§ Written request
Restate the records that follow word for word; no pictures should appear.

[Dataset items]
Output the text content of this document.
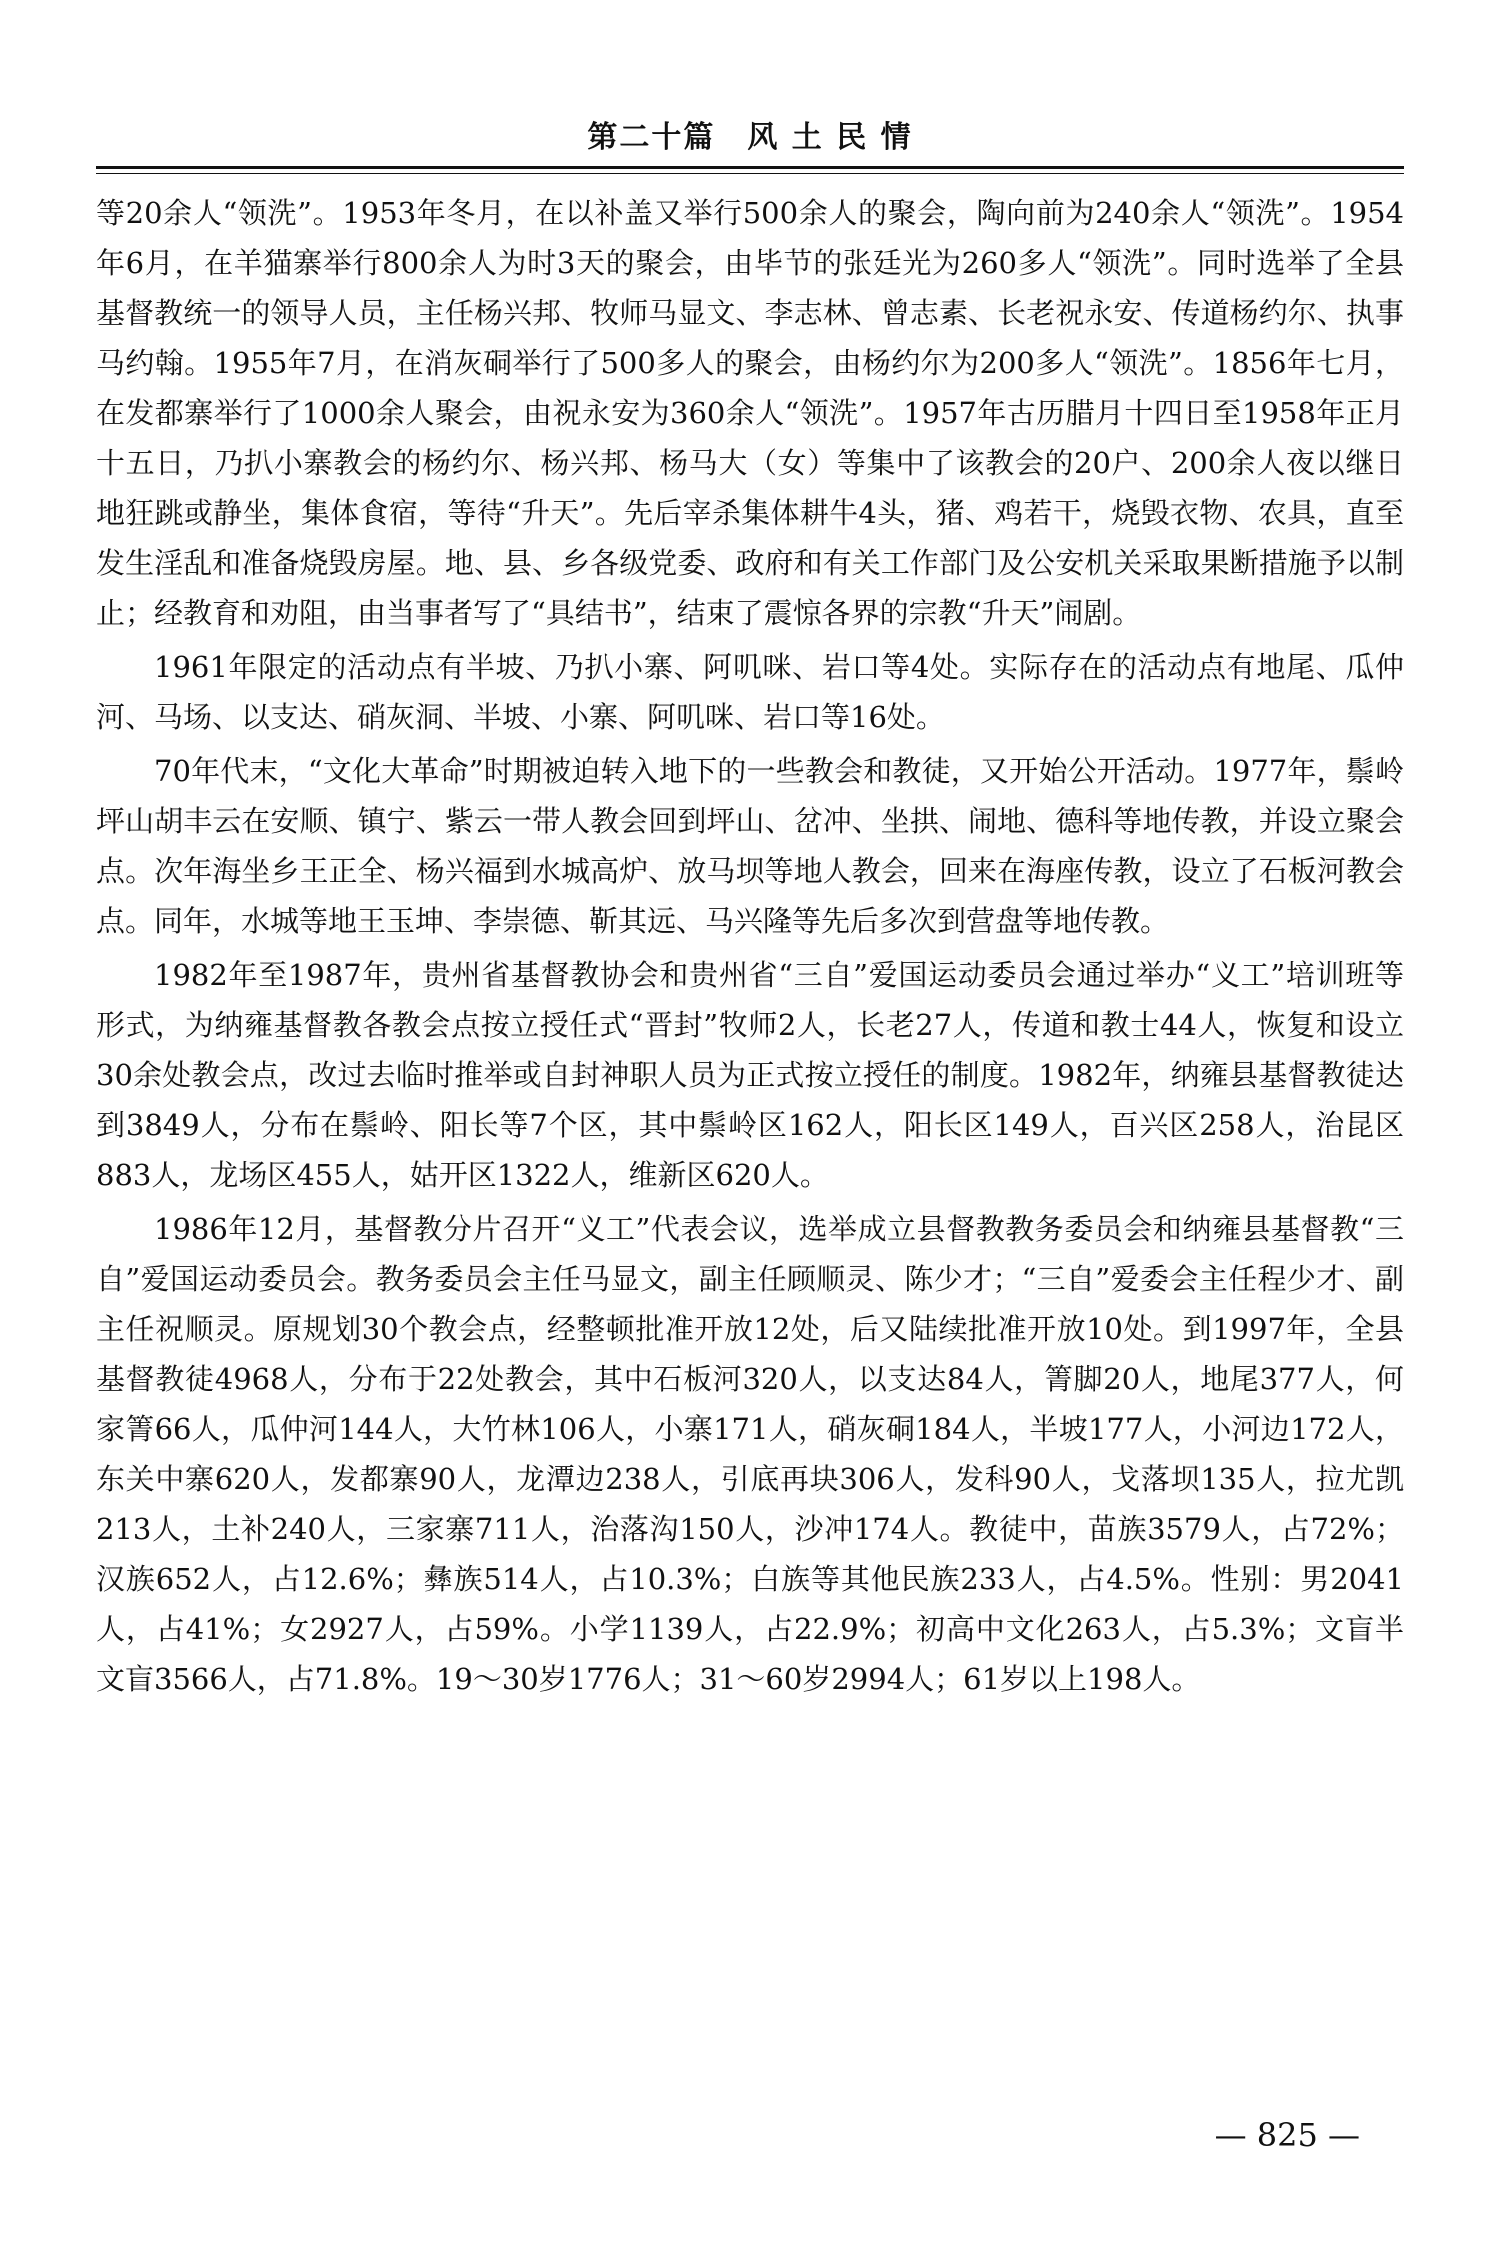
第二十篇　风 土 民 情

等20余人“领洗”。1953年冬月，在以补盖又举行500余人的聚会，陶向前为240余人“领洗”。1954年6月，在羊猫寨举行800余人为时3天的聚会，由毕节的张廷光为260多人“领洗”。同时选举了全县基督教统一的领导人员，主任杨兴邦、牧师马显文、李志林、曾志素、长老祝永安、传道杨约尔、执事马约翰。1955年7月，在消灰硐举行了500多人的聚会，由杨约尔为200多人“领洗”。1856年七月，在发都寨举行了1000余人聚会，由祝永安为360余人“领洗”。1957年古历腊月十四日至1958年正月十五日，乃扒小寨教会的杨约尔、杨兴邦、杨马大（女）等集中了该教会的20户、200余人夜以继日地狂跳或静坐，集体食宿，等待“升天”。先后宰杀集体耕牛4头，猪、鸡若干，烧毁衣物、农具，直至发生淫乱和准备烧毁房屋。地、县、乡各级党委、政府和有关工作部门及公安机关采取果断措施予以制止；经教育和劝阻，由当事者写了“具结书”，结束了震惊各界的宗教“升天”闹剧。

1961年限定的活动点有半坡、乃扒小寨、阿叽咪、岩口等4处。实际存在的活动点有地尾、瓜仲河、马场、以支达、硝灰洞、半坡、小寨、阿叽咪、岩口等16处。

70年代末，“文化大革命”时期被迫转入地下的一些教会和教徒，又开始公开活动。1977年，鬃岭坪山胡丰云在安顺、镇宁、紫云一带人教会回到坪山、岔冲、坐拱、闹地、德科等地传教，并设立聚会点。次年海坐乡王正全、杨兴福到水城高炉、放马坝等地人教会，回来在海座传教，设立了石板河教会点。同年，水城等地王玉坤、李崇德、靳其远、马兴隆等先后多次到营盘等地传教。

1982年至1987年，贵州省基督教协会和贵州省“三自”爱国运动委员会通过举办“义工”培训班等形式，为纳雍基督教各教会点按立授任式“晋封”牧师2人，长老27人，传道和教士44人，恢复和设立30余处教会点，改过去临时推举或自封神职人员为正式按立授任的制度。1982年，纳雍县基督教徒达到3849人，分布在鬃岭、阳长等7个区，其中鬃岭区162人，阳长区149人，百兴区258人，治昆区883人，龙场区455人，姑开区1322人，维新区620人。

1986年12月，基督教分片召开“义工”代表会议，选举成立县督教教务委员会和纳雍县基督教“三自”爱国运动委员会。教务委员会主任马显文，副主任顾顺灵、陈少才；“三自”爱委会主任程少才、副主任祝顺灵。原规划30个教会点，经整顿批准开放12处，后又陆续批准开放10处。到1997年，全县基督教徒4968人，分布于22处教会，其中石板河320人，以支达84人，箐脚20人，地尾377人，何家箐66人，瓜仲河144人，大竹林106人，小寨171人，硝灰硐184人，半坡177人，小河边172人，东关中寨620人，发都寨90人，龙潭边238人，引底再块306人，发科90人，戈落坝135人，拉尤凯213人，土补240人，三家寨711人，治落沟150人，沙冲174人。教徒中，苗族3579人，占72%；汉族652人，占12.6%；彝族514人，占10.3%；白族等其他民族233人，占4.5%。性别：男2041人，占41%；女2927人，占59%。小学1139人，占22.9%；初高中文化263人，占5.3%；文盲半文盲3566人，占71.8%。19～30岁1776人；31～60岁2994人；61岁以上198人。

— 825 —
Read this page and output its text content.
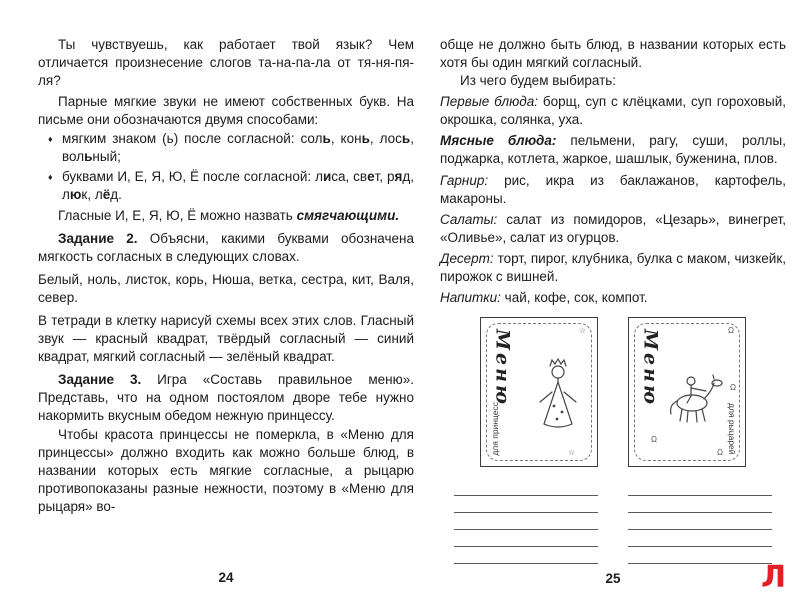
Ты чувствуешь, как работает твой язык? Чем отличается произнесение слогов та-на-па-ла от тя-ня-пя-ля?

Парные мягкие звуки не имеют собственных букв. На письме они обозначаются двумя способами:

♦ мягким знаком (ь) после согласной: соль, конь, лось, вольный;
♦ буквами И, Е, Я, Ю, Ё после согласной: лиса, свет, ряд, люк, лёд.

Гласные И, Е, Я, Ю, Ё можно назвать смягчающими.

Задание 2. Объясни, какими буквами обозначена мягкость согласных в следующих словах.

Белый, ноль, листок, корь, Нюша, ветка, сестра, кит, Валя, север.

В тетради в клетку нарисуй схемы всех этих слов. Гласный звук — красный квадрат, твёрдый согласный — синий квадрат, мягкий согласный — зелёный квадрат.

Задание 3. Игра «Составь правильное меню». Представь, что на одном постоялом дворе тебе нужно накормить вкусным обедом нежную принцессу.

Чтобы красота принцессы не померкла, в «Меню для принцессы» должно входить как можно больше блюд, в названии которых есть мягкие согласные, а рыцарю противопоказаны разные нежности, поэтому в «Меню для рыцаря» во-

24

обще не должно быть блюд, в названии которых есть хотя бы один мягкий согласный.

Из чего будем выбирать:

Первые блюда: борщ, суп с клёцками, суп гороховый, окрошка, солянка, уха.

Мясные блюда: пельмени, рагу, суши, роллы, поджарка, котлета, жаркое, шашлык, буженина, плов.

Гарнир: рис, икра из баклажанов, картофель, макароны.

Салаты: салат из помидоров, «Цезарь», винегрет, «Оливье», салат из огурцов.

Десерт: торт, пирог, клубника, булка с маком, чизкейк, пирожок с вишней.

Напитки: чай, кофе, сок, компот.

Меню	☆
☆
для принцесс
Меню	Ω
Ω
Ω
Ω для рыцарей
25	Л
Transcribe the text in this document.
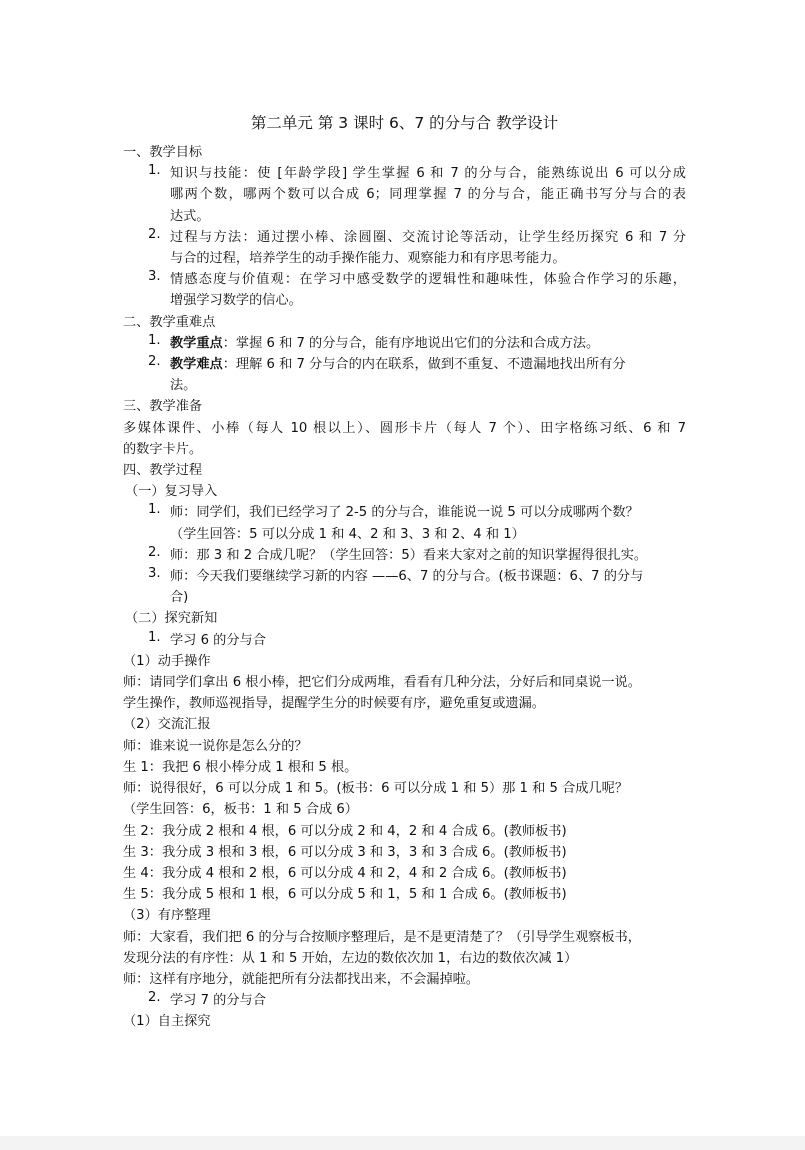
第二单元 第 3 课时 6、7 的分与合 教学设计
一、教学目标
1. 知识与技能：使 [年龄学段] 学生掌握 6 和 7 的分与合，能熟练说出 6 可以分成
哪两个数，哪两个数可以合成 6；同理掌握 7 的分与合，能正确书写分与合的表
达式。
2. 过程与方法：通过摆小棒、涂圆圈、交流讨论等活动，让学生经历探究 6 和 7 分
与合的过程，培养学生的动手操作能力、观察能力和有序思考能力。
3. 情感态度与价值观：在学习中感受数学的逻辑性和趣味性，体验合作学习的乐趣，
增强学习数学的信心。
二、教学重难点
1. 教学重点：掌握 6 和 7 的分与合，能有序地说出它们的分法和合成方法。
2. 教学难点：理解 6 和 7 分与合的内在联系，做到不重复、不遗漏地找出所有分
法。
三、教学准备
多媒体课件、小棒（每人 10 根以上）、圆形卡片（每人 7 个）、田字格练习纸、6 和 7
的数字卡片。
四、教学过程
（一）复习导入
1. 师：同学们，我们已经学习了 2-5 的分与合，谁能说一说 5 可以分成哪两个数？
（学生回答：5 可以分成 1 和 4、2 和 3、3 和 2、4 和 1）
2. 师：那 3 和 2 合成几呢？（学生回答：5）看来大家对之前的知识掌握得很扎实。
3. 师：今天我们要继续学习新的内容 ——6、7 的分与合。(板书课题：6、7 的分与
合)
（二）探究新知
1. 学习 6 的分与合
（1）动手操作
师：请同学们拿出 6 根小棒，把它们分成两堆，看看有几种分法，分好后和同桌说一说。
学生操作，教师巡视指导，提醒学生分的时候要有序，避免重复或遗漏。
（2）交流汇报
师：谁来说一说你是怎么分的？
生 1：我把 6 根小棒分成 1 根和 5 根。
师：说得很好，6 可以分成 1 和 5。(板书：6 可以分成 1 和 5）那 1 和 5 合成几呢？
（学生回答：6，板书：1 和 5 合成 6）
生 2：我分成 2 根和 4 根，6 可以分成 2 和 4，2 和 4 合成 6。(教师板书)
生 3：我分成 3 根和 3 根，6 可以分成 3 和 3，3 和 3 合成 6。(教师板书)
生 4：我分成 4 根和 2 根，6 可以分成 4 和 2，4 和 2 合成 6。(教师板书)
生 5：我分成 5 根和 1 根，6 可以分成 5 和 1，5 和 1 合成 6。(教师板书)
（3）有序整理
师：大家看，我们把 6 的分与合按顺序整理后，是不是更清楚了？（引导学生观察板书，
发现分法的有序性：从 1 和 5 开始，左边的数依次加 1，右边的数依次减 1）
师：这样有序地分，就能把所有分法都找出来，不会漏掉啦。
2. 学习 7 的分与合
（1）自主探究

§ Task result
Output the text content of this document.
第二十篇　风 土 民 情

等20余人“领洗”。1953年冬月，在以补盖又举行500余人的聚会，陶向前为240余人“领洗”。1954年6月，在羊猫寨举行800余人为时3天的聚会，由毕节的张廷光为260多人“领洗”。同时选举了全县基督教统一的领导人员，主任杨兴邦、牧师马显文、李志林、曾志素、长老祝永安、传道杨约尔、执事马约翰。1955年7月，在消灰硐举行了500多人的聚会，由杨约尔为200多人“领洗”。1856年七月，在发都寨举行了1000余人聚会，由祝永安为360余人“领洗”。1957年古历腊月十四日至1958年正月十五日，乃扒小寨教会的杨约尔、杨兴邦、杨马大（女）等集中了该教会的20户、200余人夜以继日地狂跳或静坐，集体食宿，等待“升天”。先后宰杀集体耕牛4头，猪、鸡若干，烧毁衣物、农具，直至发生淫乱和准备烧毁房屋。地、县、乡各级党委、政府和有关工作部门及公安机关采取果断措施予以制止；经教育和劝阻，由当事者写了“具结书”，结束了震惊各界的宗教“升天”闹剧。

1961年限定的活动点有半坡、乃扒小寨、阿叽咪、岩口等4处。实际存在的活动点有地尾、瓜仲河、马场、以支达、硝灰洞、半坡、小寨、阿叽咪、岩口等16处。

70年代末，“文化大革命”时期被迫转入地下的一些教会和教徒，又开始公开活动。1977年，鬃岭坪山胡丰云在安顺、镇宁、紫云一带人教会回到坪山、岔冲、坐拱、闹地、德科等地传教，并设立聚会点。次年海坐乡王正全、杨兴福到水城高炉、放马坝等地人教会，回来在海座传教，设立了石板河教会点。同年，水城等地王玉坤、李崇德、靳其远、马兴隆等先后多次到营盘等地传教。

1982年至1987年，贵州省基督教协会和贵州省“三自”爱国运动委员会通过举办“义工”培训班等形式，为纳雍基督教各教会点按立授任式“晋封”牧师2人，长老27人，传道和教士44人，恢复和设立30余处教会点，改过去临时推举或自封神职人员为正式按立授任的制度。1982年，纳雍县基督教徒达到3849人，分布在鬃岭、阳长等7个区，其中鬃岭区162人，阳长区149人，百兴区258人，治昆区883人，龙场区455人，姑开区1322人，维新区620人。

1986年12月，基督教分片召开“义工”代表会议，选举成立县督教教务委员会和纳雍县基督教“三自”爱国运动委员会。教务委员会主任马显文，副主任顾顺灵、陈少才；“三自”爱委会主任程少才、副主任祝顺灵。原规划30个教会点，经整顿批准开放12处，后又陆续批准开放10处。到1997年，全县基督教徒4968人，分布于22处教会，其中石板河320人，以支达84人，箐脚20人，地尾377人，何家箐66人，瓜仲河144人，大竹林106人，小寨171人，硝灰硐184人，半坡177人，小河边172人，东关中寨620人，发都寨90人，龙潭边238人，引底再块306人，发科90人，戈落坝135人，拉尤凯213人，土补240人，三家寨711人，治落沟150人，沙冲174人。教徒中，苗族3579人，占72%；汉族652人，占12.6%；彝族514人，占10.3%；白族等其他民族233人，占4.5%。性别：男2041人，占41%；女2927人，占59%。小学1139人，占22.9%；初高中文化263人，占5.3%；文盲半文盲3566人，占71.8%。19～30岁1776人；31～60岁2994人；61岁以上198人。

— 825 —
Read this page and output its text content.
Ты чувствуешь, как работает твой язык? Чем отличается произнесение слогов та-на-па-ла от тя-ня-пя-ля?

Парные мягкие звуки не имеют собственных букв. На письме они обозначаются двумя способами:

♦ мягким знаком (ь) после согласной: соль, конь, лось, вольный;
♦ буквами И, Е, Я, Ю, Ё после согласной: лиса, свет, ряд, люк, лёд.

Гласные И, Е, Я, Ю, Ё можно назвать смягчающими.

Задание 2. Объясни, какими буквами обозначена мягкость согласных в следующих словах.

Белый, ноль, листок, корь, Нюша, ветка, сестра, кит, Валя, север.

В тетради в клетку нарисуй схемы всех этих слов. Гласный звук — красный квадрат, твёрдый согласный — синий квадрат, мягкий согласный — зелёный квадрат.

Задание 3. Игра «Составь правильное меню». Представь, что на одном постоялом дворе тебе нужно накормить вкусным обедом нежную принцессу.

Чтобы красота принцессы не померкла, в «Меню для принцессы» должно входить как можно больше блюд, в названии которых есть мягкие согласные, а рыцарю противопоказаны разные нежности, поэтому в «Меню для рыцаря» во-

24

обще не должно быть блюд, в названии которых есть хотя бы один мягкий согласный.

Из чего будем выбирать:

Первые блюда: борщ, суп с клёцками, суп гороховый, окрошка, солянка, уха.

Мясные блюда: пельмени, рагу, суши, роллы, поджарка, котлета, жаркое, шашлык, буженина, плов.

Гарнир: рис, икра из баклажанов, картофель, макароны.

Салаты: салат из помидоров, «Цезарь», винегрет, «Оливье», салат из огурцов.

Десерт: торт, пирог, клубника, булка с маком, чизкейк, пирожок с вишней.

Напитки: чай, кофе, сок, компот.

Меню	☆
☆
для принцесс
Меню	Ω
Ω
Ω
Ω для рыцарей
25	Л
Transcribe the text in this document.
第二单元 第 3 课时 6、7 的分与合 教学设计
一、教学目标
1. 知识与技能：使 [年龄学段] 学生掌握 6 和 7 的分与合，能熟练说出 6 可以分成
哪两个数，哪两个数可以合成 6；同理掌握 7 的分与合，能正确书写分与合的表
达式。
2. 过程与方法：通过摆小棒、涂圆圈、交流讨论等活动，让学生经历探究 6 和 7 分
与合的过程，培养学生的动手操作能力、观察能力和有序思考能力。
3. 情感态度与价值观：在学习中感受数学的逻辑性和趣味性，体验合作学习的乐趣，
增强学习数学的信心。
二、教学重难点
1. 教学重点：掌握 6 和 7 的分与合，能有序地说出它们的分法和合成方法。
2. 教学难点：理解 6 和 7 分与合的内在联系，做到不重复、不遗漏地找出所有分
法。
三、教学准备
多媒体课件、小棒（每人 10 根以上）、圆形卡片（每人 7 个）、田字格练习纸、6 和 7
的数字卡片。
四、教学过程
（一）复习导入
1. 师：同学们，我们已经学习了 2-5 的分与合，谁能说一说 5 可以分成哪两个数？
（学生回答：5 可以分成 1 和 4、2 和 3、3 和 2、4 和 1）
2. 师：那 3 和 2 合成几呢？（学生回答：5）看来大家对之前的知识掌握得很扎实。
3. 师：今天我们要继续学习新的内容 ——6、7 的分与合。(板书课题：6、7 的分与
合)
（二）探究新知
1. 学习 6 的分与合
（1）动手操作
师：请同学们拿出 6 根小棒，把它们分成两堆，看看有几种分法，分好后和同桌说一说。
学生操作，教师巡视指导，提醒学生分的时候要有序，避免重复或遗漏。
（2）交流汇报
师：谁来说一说你是怎么分的？
生 1：我把 6 根小棒分成 1 根和 5 根。
师：说得很好，6 可以分成 1 和 5。(板书：6 可以分成 1 和 5）那 1 和 5 合成几呢？
（学生回答：6，板书：1 和 5 合成 6）
生 2：我分成 2 根和 4 根，6 可以分成 2 和 4，2 和 4 合成 6。(教师板书)
生 3：我分成 3 根和 3 根，6 可以分成 3 和 3，3 和 3 合成 6。(教师板书)
生 4：我分成 4 根和 2 根，6 可以分成 4 和 2，4 和 2 合成 6。(教师板书)
生 5：我分成 5 根和 1 根，6 可以分成 5 和 1，5 和 1 合成 6。(教师板书)
（3）有序整理
师：大家看，我们把 6 的分与合按顺序整理后，是不是更清楚了？（引导学生观察板书，
发现分法的有序性：从 1 和 5 开始，左边的数依次加 1，右边的数依次减 1）
师：这样有序地分，就能把所有分法都找出来，不会漏掉啦。
2. 学习 7 的分与合
（1）自主探究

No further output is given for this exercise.